Pull out all lines from the listing below in which the word "Marketplace" appears.

☆ ☆ ☆ ☆ ☆

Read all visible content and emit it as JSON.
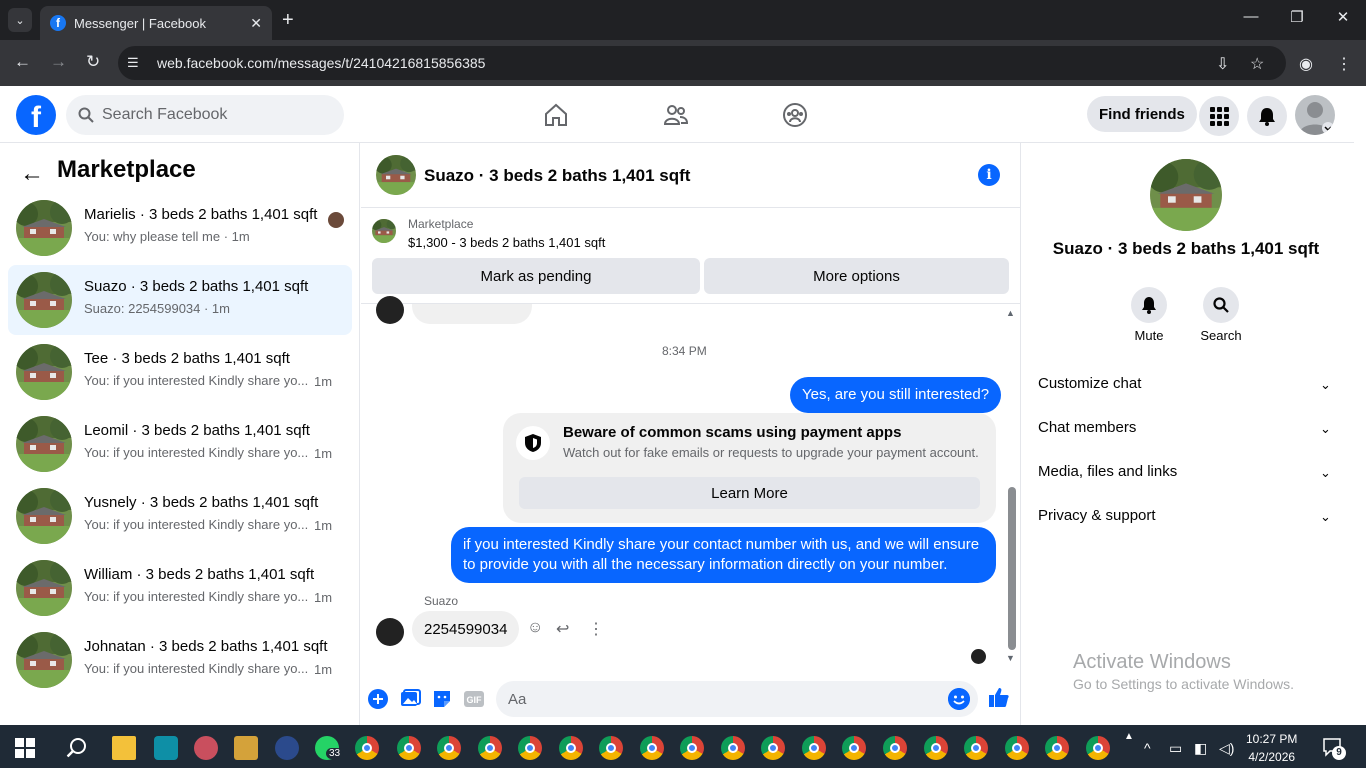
{
  "browser": {
    "tab_title": "Messenger | Facebook",
    "url": "web.facebook.com/messages/t/24104216815856385"
  },
  "header": {
    "search_placeholder": "Search Facebook",
    "find_friends": "Find friends"
  },
  "left": {
    "title": "Marketplace",
    "conversations": [
      {
        "name": "Marielis · 3 beds 2 baths 1,401 sqft",
        "preview": "You: why please tell me · 1m",
        "time": "",
        "active": false
      },
      {
        "name": "Suazo · 3 beds 2 baths 1,401 sqft",
        "preview": "Suazo: 2254599034 · 1m",
        "time": "",
        "active": true
      },
      {
        "name": "Tee · 3 beds 2 baths 1,401 sqft",
        "preview": "You: if you interested Kindly share yo...",
        "time": "1m",
        "active": false
      },
      {
        "name": "Leomil · 3 beds 2 baths 1,401 sqft",
        "preview": "You: if you interested Kindly share yo...",
        "time": "1m",
        "active": false
      },
      {
        "name": "Yusnely · 3 beds 2 baths 1,401 sqft",
        "preview": "You: if you interested Kindly share yo...",
        "time": "1m",
        "active": false
      },
      {
        "name": "William · 3 beds 2 baths 1,401 sqft",
        "preview": "You: if you interested Kindly share yo...",
        "time": "1m",
        "active": false
      },
      {
        "name": "Johnatan · 3 beds 2 baths 1,401 sqft",
        "preview": "You: if you interested Kindly share yo...",
        "time": "1m",
        "active": false
      }
    ]
  },
  "chat": {
    "title": "Suazo · 3 beds 2 baths 1,401 sqft",
    "marketplace_label": "Marketplace",
    "listing": "$1,300 - 3 beds 2 baths 1,401 sqft",
    "mark_pending": "Mark as pending",
    "more_options": "More options",
    "timestamp": "8:34 PM",
    "msg_out_1": "Yes, are you still interested?",
    "scam_title": "Beware of common scams using payment apps",
    "scam_sub": "Watch out for fake emails or requests to upgrade your payment account.",
    "learn_more": "Learn More",
    "msg_out_2_line1": "if you interested Kindly share your contact number with us, and we will ensure",
    "msg_out_2_line2": "to provide you with all the necessary information directly on your number.",
    "sender": "Suazo",
    "msg_in": "2254599034",
    "composer_placeholder": "Aa"
  },
  "right": {
    "title": "Suazo · 3 beds 2 baths 1,401 sqft",
    "mute": "Mute",
    "search": "Search",
    "rows": [
      "Customize chat",
      "Chat members",
      "Media, files and links",
      "Privacy & support"
    ]
  },
  "watermark": {
    "line1": "Activate Windows",
    "line2": "Go to Settings to activate Windows."
  },
  "taskbar": {
    "time": "10:27 PM",
    "date": "4/2/2026",
    "whatsapp_badge": "33",
    "notif_count": "9"
  }
}
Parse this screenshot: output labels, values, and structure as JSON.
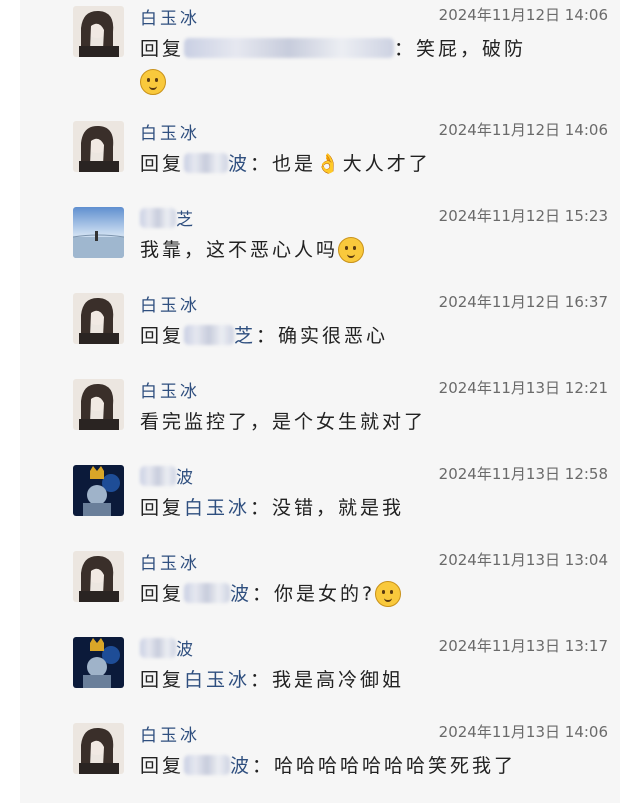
{
  "messages": [
    {
      "name": "白玉冰",
      "avatar": "avatar-girl",
      "time": "2024年11月12日 14:06",
      "prefix": "回复",
      "reply_to": "",
      "reply_blur": true,
      "blur_width": 210,
      "content": "：笑屁，破防",
      "emoji": "laughing-emoji",
      "emoji_wrap": true
    },
    {
      "name": "白玉冰",
      "avatar": "avatar-girl",
      "time": "2024年11月12日 14:06",
      "prefix": "回复",
      "reply_to": "波",
      "reply_blur": true,
      "blur_width": 44,
      "content": "：也是👌大人才了",
      "emoji": "",
      "emoji_wrap": false
    },
    {
      "name": "芝",
      "avatar": "avatar-lake",
      "time": "2024年11月12日 15:23",
      "prefix": "",
      "reply_to": "",
      "reply_blur": false,
      "blur_width": 0,
      "content": "我靠，这不恶心人吗",
      "emoji": "pleading-emoji",
      "emoji_wrap": false,
      "name_blur": true
    },
    {
      "name": "白玉冰",
      "avatar": "avatar-girl",
      "time": "2024年11月12日 16:37",
      "prefix": "回复",
      "reply_to": "芝",
      "reply_blur": true,
      "blur_width": 50,
      "content": "：确实很恶心",
      "emoji": "",
      "emoji_wrap": false
    },
    {
      "name": "白玉冰",
      "avatar": "avatar-girl",
      "time": "2024年11月13日 12:21",
      "prefix": "",
      "reply_to": "",
      "reply_blur": false,
      "blur_width": 0,
      "content": "看完监控了，是个女生就对了",
      "emoji": "",
      "emoji_wrap": false
    },
    {
      "name": "波",
      "avatar": "avatar-king",
      "time": "2024年11月13日 12:58",
      "prefix": "回复",
      "reply_to": "白玉冰",
      "reply_blur": false,
      "blur_width": 0,
      "content": "：没错，就是我",
      "emoji": "",
      "emoji_wrap": false,
      "name_blur": true
    },
    {
      "name": "白玉冰",
      "avatar": "avatar-girl",
      "time": "2024年11月13日 13:04",
      "prefix": "回复",
      "reply_to": "波",
      "reply_blur": true,
      "blur_width": 46,
      "content": "：你是女的?",
      "emoji": "thinking-emoji",
      "emoji_wrap": false
    },
    {
      "name": "波",
      "avatar": "avatar-king",
      "time": "2024年11月13日 13:17",
      "prefix": "回复",
      "reply_to": "白玉冰",
      "reply_blur": false,
      "blur_width": 0,
      "content": "：我是高冷御姐",
      "emoji": "",
      "emoji_wrap": false,
      "name_blur": true
    },
    {
      "name": "白玉冰",
      "avatar": "avatar-girl",
      "time": "2024年11月13日 14:06",
      "prefix": "回复",
      "reply_to": "波",
      "reply_blur": true,
      "blur_width": 46,
      "content": "：哈哈哈哈哈哈哈笑死我了",
      "emoji": "",
      "emoji_wrap": false
    }
  ]
}
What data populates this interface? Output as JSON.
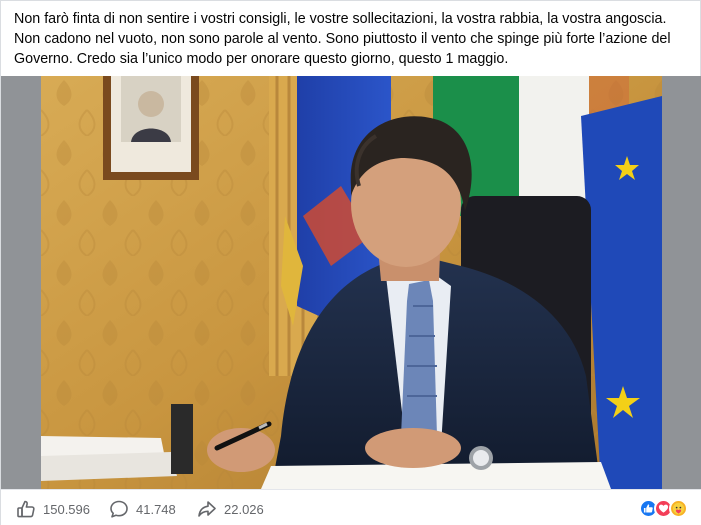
{
  "post": {
    "text": "Non farò finta di non sentire i vostri consigli, le vostre sollecitazioni, la vostra rabbia, la vostra angoscia. Non cadono nel vuoto, non sono parole al vento. Sono piuttosto il vento che spinge più forte l’azione del Governo. Credo sia l’unico modo per onorare questo giorno, questo 1 maggio."
  },
  "stats": {
    "likes": "150.596",
    "comments": "41.748",
    "shares": "22.026"
  },
  "icons": {
    "like": "thumbs-up-icon",
    "comment": "speech-bubble-icon",
    "share": "share-arrow-icon",
    "reactions": [
      "like-reaction-icon",
      "love-reaction-icon",
      "care-reaction-icon"
    ]
  },
  "colors": {
    "like_blue": "#1877f2",
    "love_red": "#f33e58",
    "care_yellow": "#f7b125",
    "muted_text": "#65676b"
  }
}
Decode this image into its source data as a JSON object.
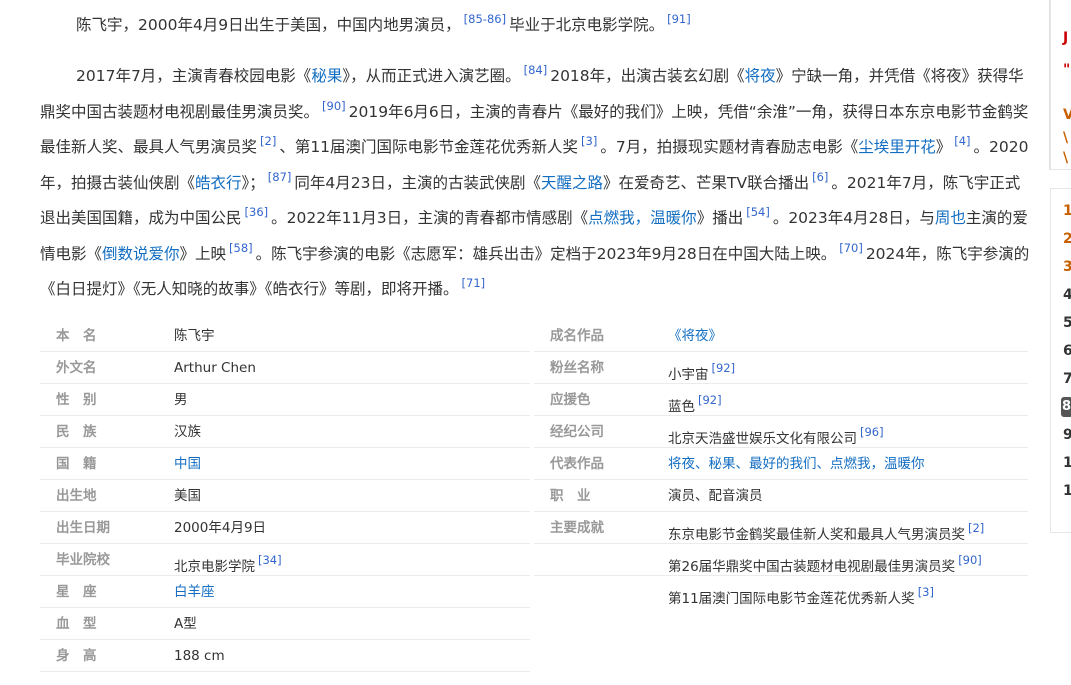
{
  "para1": {
    "text_a": "陈飞宇，2000年4月9日出生于美国，中国内地男演员，",
    "ref_a": "[85-86]",
    "text_b": "毕业于北京电影学院。",
    "ref_b": "[91]"
  },
  "para2": {
    "s01": "2017年7月，主演青春校园电影《",
    "l01": "秘果",
    "s02": "》，从而正式进入演艺圈。",
    "r01": "[84]",
    "s03": "2018年，出演古装玄幻剧《",
    "l02": "将夜",
    "s04": "》宁缺一角，并凭借《将夜》获得华鼎奖中国古装题材电视剧最佳男演员奖。",
    "r02": "[90]",
    "s05": "2019年6月6日，主演的青春片《最好的我们》上映，凭借“余淮”一角，获得日本东京电影节金鹤奖最佳新人奖、最具人气男演员奖",
    "r03": "[2]",
    "s06": "、第11届澳门国际电影节金莲花优秀新人奖",
    "r04": "[3]",
    "s07": "。7月，拍摄现实题材青春励志电影《",
    "l03": "尘埃里开花",
    "s08": "》",
    "r05": "[4]",
    "s09": "。2020年，拍摄古装仙侠剧《",
    "l04": "皓衣行",
    "s10": "》；",
    "r06": "[87]",
    "s11": "同年4月23日，主演的古装武侠剧《",
    "l05": "天醒之路",
    "s12": "》在爱奇艺、芒果TV联合播出",
    "r07": "[6]",
    "s13": "。2021年7月，陈飞宇正式退出美国国籍，成为中国公民",
    "r08": "[36]",
    "s14": "。2022年11月3日，主演的青春都市情感剧《",
    "l06": "点燃我，温暖你",
    "s15": "》播出",
    "r09": "[54]",
    "s16": "。2023年4月28日，与",
    "l07": "周也",
    "s17": "主演的爱情电影《",
    "l08": "倒数说爱你",
    "s18": "》上映",
    "r10": "[58]",
    "s19": "。陈飞宇参演的电影《志愿军：雄兵出击》定档于2023年9月28日在中国大陆上映。",
    "r11": "[70]",
    "s20": "2024年，陈飞宇参演的《白日提灯》《无人知晓的故事》《皓衣行》等剧，即将开播。",
    "r12": "[71]"
  },
  "info_left": [
    {
      "label": "本　名",
      "value": "陈飞宇",
      "ref": ""
    },
    {
      "label": "外文名",
      "value": "Arthur Chen",
      "ref": ""
    },
    {
      "label": "性　别",
      "value": "男",
      "ref": ""
    },
    {
      "label": "民　族",
      "value": "汉族",
      "ref": ""
    },
    {
      "label": "国　籍",
      "value": "中国",
      "ref": ""
    },
    {
      "label": "出生地",
      "value": "美国",
      "ref": ""
    },
    {
      "label": "出生日期",
      "value": "2000年4月9日",
      "ref": ""
    },
    {
      "label": "毕业院校",
      "value": "北京电影学院",
      "ref": "[34]"
    },
    {
      "label": "星　座",
      "value": "白羊座",
      "ref": ""
    },
    {
      "label": "血　型",
      "value": "A型",
      "ref": ""
    },
    {
      "label": "身　高",
      "value": "188 cm",
      "ref": ""
    }
  ],
  "info_right": [
    {
      "label": "成名作品",
      "value": "《将夜》",
      "ref": ""
    },
    {
      "label": "粉丝名称",
      "value": "小宇宙",
      "ref": "[92]"
    },
    {
      "label": "应援色",
      "value": "蓝色",
      "ref": "[92]"
    },
    {
      "label": "经纪公司",
      "value": "北京天浩盛世娱乐文化有限公司",
      "ref": "[96]"
    },
    {
      "label": "代表作品",
      "value": "将夜、秘果、最好的我们、点燃我，温暖你",
      "ref": ""
    },
    {
      "label": "职　业",
      "value": "演员、配音演员",
      "ref": ""
    },
    {
      "label": "主要成就",
      "value": "东京电影节金鹤奖最佳新人奖和最具人气男演员奖",
      "ref": "[2]"
    },
    {
      "label": "",
      "value": "第26届华鼎奖中国古装题材电视剧最佳男演员奖",
      "ref": "[90]"
    },
    {
      "label": "",
      "value": "第11届澳门国际电影节金莲花优秀新人奖",
      "ref": "[3]"
    }
  ],
  "sidebar": {
    "top_chars": [
      "J",
      "\"",
      "V",
      "\\",
      "\\"
    ],
    "toc_numbers": [
      "1",
      "2",
      "3",
      "4",
      "5",
      "6",
      "7",
      "8",
      "9",
      "1",
      "1"
    ]
  },
  "colors": {
    "link": "#136ec2",
    "ref": "#3366cc",
    "label": "#999999"
  }
}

☆ ☆ ☆ ☆ ☆

• _CORRECT RESPONSE_:
    "title": "Marketplace",
    "marketplace_label": "Marketplace",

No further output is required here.